* [DATA TO PROCESS]
______________________________

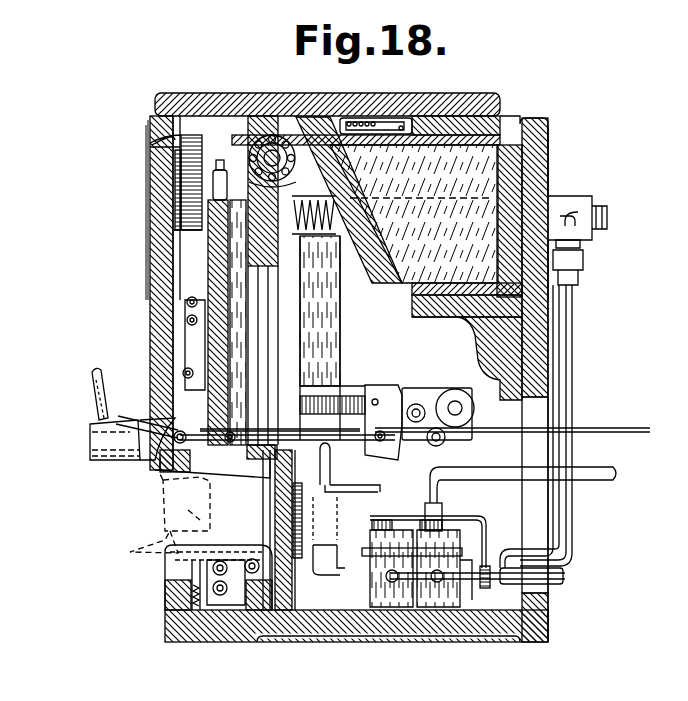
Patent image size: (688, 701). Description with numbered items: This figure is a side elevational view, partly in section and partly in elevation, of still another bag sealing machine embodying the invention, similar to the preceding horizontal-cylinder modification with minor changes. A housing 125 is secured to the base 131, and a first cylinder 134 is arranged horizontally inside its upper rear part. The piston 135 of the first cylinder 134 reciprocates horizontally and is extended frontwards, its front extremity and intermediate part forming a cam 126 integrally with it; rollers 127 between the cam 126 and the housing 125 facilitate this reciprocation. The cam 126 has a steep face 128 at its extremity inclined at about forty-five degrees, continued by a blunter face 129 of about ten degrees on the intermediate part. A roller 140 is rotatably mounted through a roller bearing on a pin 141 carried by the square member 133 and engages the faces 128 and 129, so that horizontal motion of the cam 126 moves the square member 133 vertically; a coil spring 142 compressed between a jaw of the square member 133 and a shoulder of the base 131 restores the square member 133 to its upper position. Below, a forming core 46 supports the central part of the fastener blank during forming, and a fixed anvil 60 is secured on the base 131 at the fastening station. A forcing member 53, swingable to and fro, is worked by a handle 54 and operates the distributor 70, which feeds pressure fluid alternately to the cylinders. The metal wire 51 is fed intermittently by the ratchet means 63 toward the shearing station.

The housing 125 is at (188, 96).
The pin 141 is at (242, 140).
The roller 140 is at (258, 136).
The rollers 127 is at (377, 100).
The first cylinder 134 is at (460, 114).
The piston 135 is at (503, 117).
The square member 133 is at (150, 260).
The cam 126 is at (313, 204).
The coil spring 142 is at (326, 248).
The face 128 is at (356, 262).
The blunter face 129 is at (426, 272).
The ratchet means 63 is at (370, 392).
The forming core 46 is at (148, 462).
The handle 54 is at (88, 380).
The forcing member 53 is at (88, 445).
The fixed anvil 60 is at (160, 594).
The base 131 is at (248, 640).
The distributor 70 is at (450, 600).
The metal wire 51 is at (604, 430).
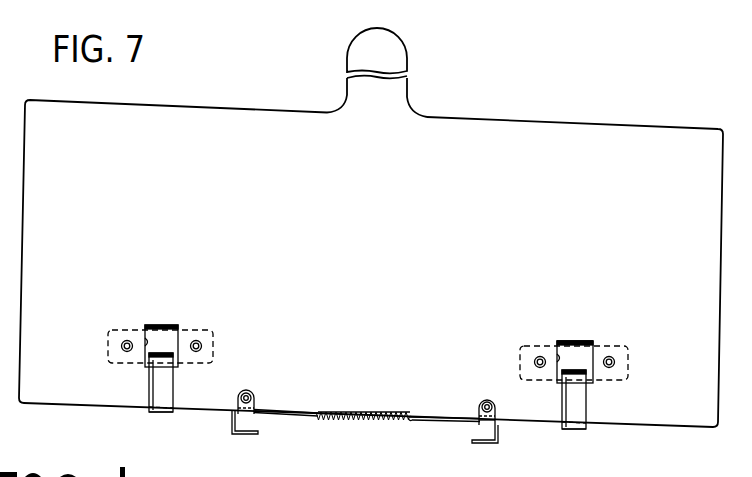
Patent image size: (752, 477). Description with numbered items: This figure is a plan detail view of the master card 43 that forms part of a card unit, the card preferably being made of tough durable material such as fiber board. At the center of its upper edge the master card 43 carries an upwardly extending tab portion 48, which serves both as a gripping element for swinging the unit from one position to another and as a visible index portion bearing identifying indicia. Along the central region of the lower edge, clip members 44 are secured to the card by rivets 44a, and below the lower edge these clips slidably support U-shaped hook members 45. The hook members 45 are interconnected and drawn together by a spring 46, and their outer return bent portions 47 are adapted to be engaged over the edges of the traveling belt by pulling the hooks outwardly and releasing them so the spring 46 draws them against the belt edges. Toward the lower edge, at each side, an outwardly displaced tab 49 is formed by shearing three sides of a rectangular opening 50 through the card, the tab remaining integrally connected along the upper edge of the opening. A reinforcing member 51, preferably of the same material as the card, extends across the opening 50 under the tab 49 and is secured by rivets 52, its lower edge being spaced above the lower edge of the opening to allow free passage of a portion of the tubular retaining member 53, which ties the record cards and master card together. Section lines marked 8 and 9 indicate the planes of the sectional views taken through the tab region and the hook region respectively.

The master card 43 is at (640, 413).
The clip member 44 is at (255, 399).
The rivet 44a is at (487, 400).
The U-shaped hook member 45 is at (290, 414).
The spring 46 is at (358, 420).
The outer return bent portion 47 is at (240, 437).
The tab portion 48 is at (357, 100).
The outwardly displaced tab 49 is at (576, 342).
The rectangular opening 50 is at (148, 341).
The reinforcing member 51 is at (198, 332).
The rivet 52 is at (202, 347).
The tubular retaining member 53 is at (138, 414).
The section line 8- 8 is at (222, 287).
The section line 9- 9 is at (305, 365).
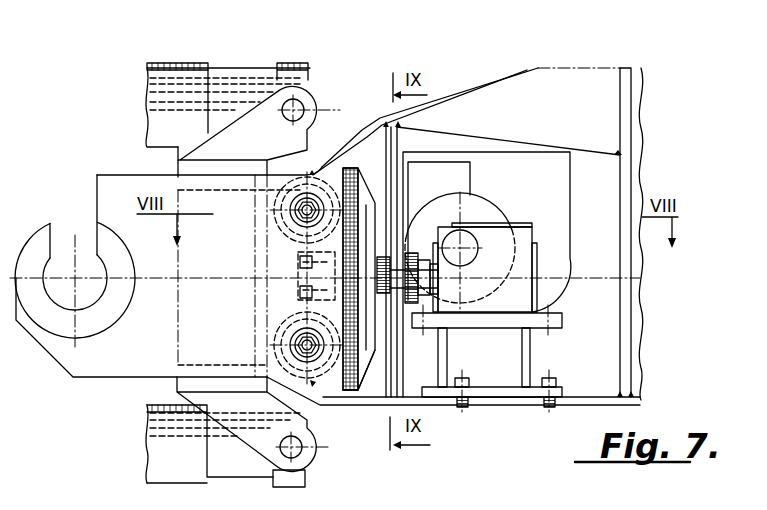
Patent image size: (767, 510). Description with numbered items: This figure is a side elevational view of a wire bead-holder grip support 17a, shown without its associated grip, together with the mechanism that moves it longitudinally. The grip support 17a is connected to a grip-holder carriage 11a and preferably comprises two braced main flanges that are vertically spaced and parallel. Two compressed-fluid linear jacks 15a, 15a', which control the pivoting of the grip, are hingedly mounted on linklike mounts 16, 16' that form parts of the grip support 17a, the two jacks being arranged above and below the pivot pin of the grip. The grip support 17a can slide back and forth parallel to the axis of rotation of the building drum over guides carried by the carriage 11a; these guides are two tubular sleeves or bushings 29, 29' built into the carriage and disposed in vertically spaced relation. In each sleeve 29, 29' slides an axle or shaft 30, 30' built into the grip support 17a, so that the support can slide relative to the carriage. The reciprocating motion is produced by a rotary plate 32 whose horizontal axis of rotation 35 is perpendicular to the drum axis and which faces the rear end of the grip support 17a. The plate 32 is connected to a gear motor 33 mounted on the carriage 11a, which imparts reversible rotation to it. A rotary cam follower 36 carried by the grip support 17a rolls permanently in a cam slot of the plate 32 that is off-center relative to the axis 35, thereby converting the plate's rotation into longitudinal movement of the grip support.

The grip-holder carriage 11a is at (603, 333).
The compressed-fluid linear jack 15a is at (205, 105).
The compressed-fluid linear jack 15a' is at (199, 444).
The linklike mount 16 is at (251, 130).
The linklike mount 16' is at (263, 432).
The grip support 17a is at (133, 362).
The tubular sleeve 29 is at (351, 266).
The tubular sleeve 29' is at (342, 393).
The shaft 30 is at (285, 278).
The shaft 30' is at (286, 345).
The rotary plate 32 is at (380, 357).
The gear motor 33 is at (522, 272).
The horizontal axis of rotation 35 is at (402, 267).
The rotary cam follower 36 is at (347, 274).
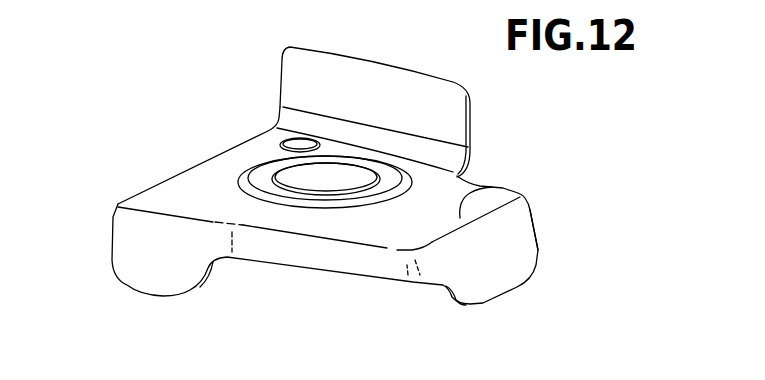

______________________________

* [INSTRUCTIONS TO FOLLOW] Rewrite all the records above with every "side elevational view" changed to "side view" and nothing else altered. Leave the pictures out.

* [FINISHED ANSWER]
Patent image size: (688, 701). Description with numbered items: This figure is a side view, partly in section and partly in elevation, of still another bag sealing machine embodying the invention, similar to the preceding horizontal-cylinder modification with minor changes. A housing 125 is secured to the base 131, and a first cylinder 134 is arranged horizontally inside its upper rear part. The piston 135 of the first cylinder 134 reciprocates horizontally and is extended frontwards, its front extremity and intermediate part forming a cam 126 integrally with it; rollers 127 between the cam 126 and the housing 125 facilitate this reciprocation. The cam 126 has a steep face 128 at its extremity inclined at about forty-five degrees, continued by a blunter face 129 of about ten degrees on the intermediate part. A roller 140 is rotatably mounted through a roller bearing on a pin 141 carried by the square member 133 and engages the faces 128 and 129, so that horizontal motion of the cam 126 moves the square member 133 vertically; a coil spring 142 compressed between a jaw of the square member 133 and a shoulder of the base 131 restores the square member 133 to its upper position. Below, a forming core 46 supports the central part of the fastener blank during forming, and a fixed anvil 60 is secured on the base 131 at the fastening station. A forcing member 53, swingable to and fro, is worked by a handle 54 and operates the distributor 70, which feeds pressure fluid alternately to the cylinders. The metal wire 51 is fed intermittently by the ratchet means 63 toward the shearing station.

The housing 125 is at (188, 96).
The pin 141 is at (242, 140).
The roller 140 is at (258, 136).
The rollers 127 is at (377, 100).
The first cylinder 134 is at (460, 114).
The piston 135 is at (503, 117).
The square member 133 is at (150, 260).
The cam 126 is at (313, 204).
The coil spring 142 is at (326, 248).
The face 128 is at (356, 262).
The blunter face 129 is at (426, 272).
The ratchet means 63 is at (370, 392).
The forming core 46 is at (148, 462).
The handle 54 is at (88, 380).
The forcing member 53 is at (88, 445).
The fixed anvil 60 is at (160, 594).
The base 131 is at (248, 640).
The distributor 70 is at (450, 600).
The metal wire 51 is at (604, 430).
Patent image size: (752, 477). Description with numbered items: This figure is a plan detail view of the master card 43 that forms part of a card unit, the card preferably being made of tough durable material such as fiber board. At the center of its upper edge the master card 43 carries an upwardly extending tab portion 48, which serves both as a gripping element for swinging the unit from one position to another and as a visible index portion bearing identifying indicia. Along the central region of the lower edge, clip members 44 are secured to the card by rivets 44a, and below the lower edge these clips slidably support U-shaped hook members 45. The hook members 45 are interconnected and drawn together by a spring 46, and their outer return bent portions 47 are adapted to be engaged over the edges of the traveling belt by pulling the hooks outwardly and releasing them so the spring 46 draws them against the belt edges. Toward the lower edge, at each side, an outwardly displaced tab 49 is formed by shearing three sides of a rectangular opening 50 through the card, the tab remaining integrally connected along the upper edge of the opening. A reinforcing member 51, preferably of the same material as the card, extends across the opening 50 under the tab 49 and is secured by rivets 52, its lower edge being spaced above the lower edge of the opening to allow free passage of a portion of the tubular retaining member 53, which ties the record cards and master card together. Section lines marked 8 and 9 indicate the planes of the sectional views taken through the tab region and the hook region respectively.

The master card 43 is at (640, 413).
The clip member 44 is at (255, 399).
The rivet 44a is at (487, 400).
The U-shaped hook member 45 is at (290, 414).
The spring 46 is at (358, 420).
The outer return bent portion 47 is at (240, 437).
The tab portion 48 is at (357, 100).
The outwardly displaced tab 49 is at (576, 342).
The rectangular opening 50 is at (148, 341).
The reinforcing member 51 is at (198, 332).
The rivet 52 is at (202, 347).
The tubular retaining member 53 is at (138, 414).
The section line 8- 8 is at (222, 287).
The section line 9- 9 is at (305, 365).
Patent image size: (767, 510). Description with numbered items: This figure is a side view of a wire bead-holder grip support 17a, shown without its associated grip, together with the mechanism that moves it longitudinally. The grip support 17a is connected to a grip-holder carriage 11a and preferably comprises two braced main flanges that are vertically spaced and parallel. Two compressed-fluid linear jacks 15a, 15a', which control the pivoting of the grip, are hingedly mounted on linklike mounts 16, 16' that form parts of the grip support 17a, the two jacks being arranged above and below the pivot pin of the grip. The grip support 17a can slide back and forth parallel to the axis of rotation of the building drum over guides carried by the carriage 11a; these guides are two tubular sleeves or bushings 29, 29' built into the carriage and disposed in vertically spaced relation. In each sleeve 29, 29' slides an axle or shaft 30, 30' built into the grip support 17a, so that the support can slide relative to the carriage. The reciprocating motion is produced by a rotary plate 32 whose horizontal axis of rotation 35 is perpendicular to the drum axis and which faces the rear end of the grip support 17a. The plate 32 is connected to a gear motor 33 mounted on the carriage 11a, which imparts reversible rotation to it. A rotary cam follower 36 carried by the grip support 17a rolls permanently in a cam slot of the plate 32 that is off-center relative to the axis 35, thereby converting the plate's rotation into longitudinal movement of the grip support.

The grip-holder carriage 11a is at (603, 333).
The compressed-fluid linear jack 15a is at (205, 105).
The compressed-fluid linear jack 15a' is at (199, 444).
The linklike mount 16 is at (251, 130).
The linklike mount 16' is at (263, 432).
The grip support 17a is at (133, 362).
The tubular sleeve 29 is at (351, 266).
The tubular sleeve 29' is at (342, 393).
The shaft 30 is at (285, 278).
The shaft 30' is at (286, 345).
The rotary plate 32 is at (380, 357).
The gear motor 33 is at (522, 272).
The horizontal axis of rotation 35 is at (402, 267).
The rotary cam follower 36 is at (347, 274).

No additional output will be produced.